§ PROBLEM TO WORK ON
Wherever the string "JSON" appears in the listing, copy that line.

§ MATERIAL FOR THE TASK
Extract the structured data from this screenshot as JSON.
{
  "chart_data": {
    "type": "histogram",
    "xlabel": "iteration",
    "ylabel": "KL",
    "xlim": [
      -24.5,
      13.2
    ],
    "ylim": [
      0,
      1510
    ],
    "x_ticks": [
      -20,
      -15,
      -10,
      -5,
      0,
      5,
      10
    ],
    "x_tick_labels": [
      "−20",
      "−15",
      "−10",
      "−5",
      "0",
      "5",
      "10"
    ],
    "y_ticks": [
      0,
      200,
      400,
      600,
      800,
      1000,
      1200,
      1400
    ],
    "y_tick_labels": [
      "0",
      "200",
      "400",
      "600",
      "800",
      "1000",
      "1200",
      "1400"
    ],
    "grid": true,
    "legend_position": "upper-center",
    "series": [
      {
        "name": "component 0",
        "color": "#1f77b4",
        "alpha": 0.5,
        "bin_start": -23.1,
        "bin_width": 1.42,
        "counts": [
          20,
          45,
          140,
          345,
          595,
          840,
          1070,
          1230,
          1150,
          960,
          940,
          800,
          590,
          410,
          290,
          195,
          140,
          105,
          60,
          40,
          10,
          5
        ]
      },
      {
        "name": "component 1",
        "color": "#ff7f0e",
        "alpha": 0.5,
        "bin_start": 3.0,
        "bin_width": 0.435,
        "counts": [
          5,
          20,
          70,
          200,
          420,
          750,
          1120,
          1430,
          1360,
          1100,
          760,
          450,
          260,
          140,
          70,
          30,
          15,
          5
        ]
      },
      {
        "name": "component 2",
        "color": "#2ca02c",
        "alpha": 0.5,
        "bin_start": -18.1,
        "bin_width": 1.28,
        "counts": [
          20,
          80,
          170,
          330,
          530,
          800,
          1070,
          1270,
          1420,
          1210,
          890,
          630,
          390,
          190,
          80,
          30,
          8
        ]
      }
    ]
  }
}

* * *

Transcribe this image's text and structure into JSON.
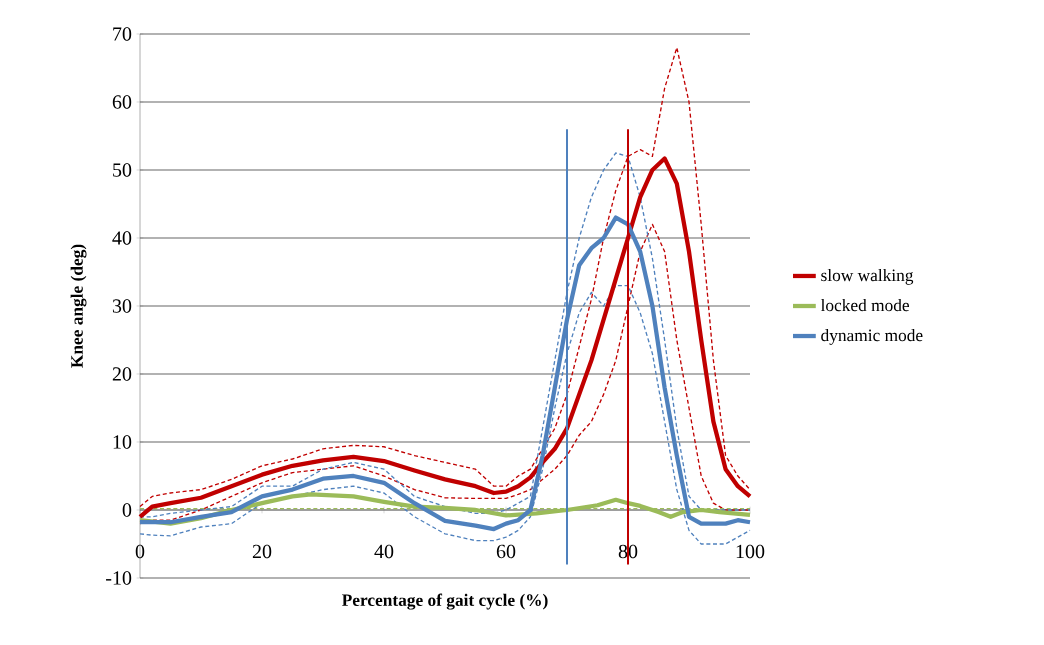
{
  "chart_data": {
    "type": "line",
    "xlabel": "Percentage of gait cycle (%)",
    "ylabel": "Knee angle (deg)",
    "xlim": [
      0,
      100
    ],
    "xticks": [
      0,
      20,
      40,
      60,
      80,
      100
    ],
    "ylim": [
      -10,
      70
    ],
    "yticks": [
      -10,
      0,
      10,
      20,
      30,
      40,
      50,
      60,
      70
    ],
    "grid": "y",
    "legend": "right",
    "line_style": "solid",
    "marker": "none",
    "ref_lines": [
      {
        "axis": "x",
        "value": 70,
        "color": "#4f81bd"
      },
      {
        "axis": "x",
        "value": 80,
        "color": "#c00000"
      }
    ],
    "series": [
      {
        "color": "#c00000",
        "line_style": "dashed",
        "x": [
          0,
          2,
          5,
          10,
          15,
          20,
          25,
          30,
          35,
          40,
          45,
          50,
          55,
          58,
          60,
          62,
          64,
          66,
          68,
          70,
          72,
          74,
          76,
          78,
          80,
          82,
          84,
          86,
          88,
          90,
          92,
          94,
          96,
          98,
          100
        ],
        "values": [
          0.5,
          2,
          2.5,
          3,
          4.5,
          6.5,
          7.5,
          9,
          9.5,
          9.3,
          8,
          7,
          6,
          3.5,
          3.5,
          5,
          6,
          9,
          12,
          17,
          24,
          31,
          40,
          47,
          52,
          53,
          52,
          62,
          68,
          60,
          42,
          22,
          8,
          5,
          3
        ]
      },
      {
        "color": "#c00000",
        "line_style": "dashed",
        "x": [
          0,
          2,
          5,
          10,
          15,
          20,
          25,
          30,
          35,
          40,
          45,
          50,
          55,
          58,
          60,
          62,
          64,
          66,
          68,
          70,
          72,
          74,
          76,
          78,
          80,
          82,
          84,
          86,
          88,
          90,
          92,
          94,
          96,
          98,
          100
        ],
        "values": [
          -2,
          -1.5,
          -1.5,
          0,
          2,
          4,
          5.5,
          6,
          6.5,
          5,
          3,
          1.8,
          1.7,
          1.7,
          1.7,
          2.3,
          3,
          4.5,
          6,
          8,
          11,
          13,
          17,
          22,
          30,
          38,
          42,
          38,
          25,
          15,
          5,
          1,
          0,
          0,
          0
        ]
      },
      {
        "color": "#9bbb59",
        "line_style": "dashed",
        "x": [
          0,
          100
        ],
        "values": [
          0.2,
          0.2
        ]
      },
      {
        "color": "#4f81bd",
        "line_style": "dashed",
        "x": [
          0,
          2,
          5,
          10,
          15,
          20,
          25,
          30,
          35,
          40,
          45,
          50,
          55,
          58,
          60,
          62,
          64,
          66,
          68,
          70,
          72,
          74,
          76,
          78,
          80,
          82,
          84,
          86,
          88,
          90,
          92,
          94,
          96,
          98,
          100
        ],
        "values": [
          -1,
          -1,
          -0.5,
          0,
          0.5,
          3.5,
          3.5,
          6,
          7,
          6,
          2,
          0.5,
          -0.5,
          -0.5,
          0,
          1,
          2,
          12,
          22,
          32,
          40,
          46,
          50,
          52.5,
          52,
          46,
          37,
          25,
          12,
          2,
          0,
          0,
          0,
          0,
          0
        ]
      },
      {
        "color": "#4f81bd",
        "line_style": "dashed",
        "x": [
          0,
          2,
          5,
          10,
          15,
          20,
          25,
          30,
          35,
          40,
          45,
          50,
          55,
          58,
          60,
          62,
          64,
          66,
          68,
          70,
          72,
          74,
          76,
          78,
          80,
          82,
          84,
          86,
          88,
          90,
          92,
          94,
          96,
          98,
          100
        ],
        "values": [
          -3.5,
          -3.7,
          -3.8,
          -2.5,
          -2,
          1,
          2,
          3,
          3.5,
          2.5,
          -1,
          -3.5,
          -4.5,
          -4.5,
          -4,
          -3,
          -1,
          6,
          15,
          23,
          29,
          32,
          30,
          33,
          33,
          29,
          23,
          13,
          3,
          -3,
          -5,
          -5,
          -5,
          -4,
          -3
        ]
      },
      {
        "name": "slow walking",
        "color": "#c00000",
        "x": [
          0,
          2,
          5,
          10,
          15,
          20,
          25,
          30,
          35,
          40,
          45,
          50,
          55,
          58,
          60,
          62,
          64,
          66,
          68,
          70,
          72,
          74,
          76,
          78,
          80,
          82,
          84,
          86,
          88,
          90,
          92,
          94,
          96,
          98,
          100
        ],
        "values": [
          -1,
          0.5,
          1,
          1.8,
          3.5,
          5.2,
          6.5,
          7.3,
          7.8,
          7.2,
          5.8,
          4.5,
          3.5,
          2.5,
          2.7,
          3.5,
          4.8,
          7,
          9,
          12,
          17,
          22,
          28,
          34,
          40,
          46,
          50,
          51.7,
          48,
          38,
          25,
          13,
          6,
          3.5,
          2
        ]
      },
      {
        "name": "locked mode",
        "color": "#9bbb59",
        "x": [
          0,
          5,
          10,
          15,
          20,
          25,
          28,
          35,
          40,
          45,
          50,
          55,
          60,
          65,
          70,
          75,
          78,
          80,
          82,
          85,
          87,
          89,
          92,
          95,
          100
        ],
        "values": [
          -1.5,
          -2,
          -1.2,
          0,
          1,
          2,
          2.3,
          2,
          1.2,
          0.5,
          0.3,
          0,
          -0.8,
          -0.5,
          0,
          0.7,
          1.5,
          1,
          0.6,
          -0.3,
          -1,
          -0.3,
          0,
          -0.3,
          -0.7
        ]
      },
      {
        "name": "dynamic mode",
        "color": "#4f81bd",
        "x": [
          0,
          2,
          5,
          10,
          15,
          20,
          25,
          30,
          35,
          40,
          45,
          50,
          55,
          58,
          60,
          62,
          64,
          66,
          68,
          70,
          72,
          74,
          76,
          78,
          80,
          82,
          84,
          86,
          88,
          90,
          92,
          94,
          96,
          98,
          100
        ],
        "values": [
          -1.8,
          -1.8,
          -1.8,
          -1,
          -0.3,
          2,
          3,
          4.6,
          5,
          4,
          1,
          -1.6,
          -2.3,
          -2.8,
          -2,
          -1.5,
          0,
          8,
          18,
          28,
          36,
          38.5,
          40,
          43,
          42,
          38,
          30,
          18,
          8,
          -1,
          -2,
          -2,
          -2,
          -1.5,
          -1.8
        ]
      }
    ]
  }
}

§ FINISHED EXERCISE
Extract the structured data from this screenshot as JSON.
Transcribe this image's text and structure into JSON.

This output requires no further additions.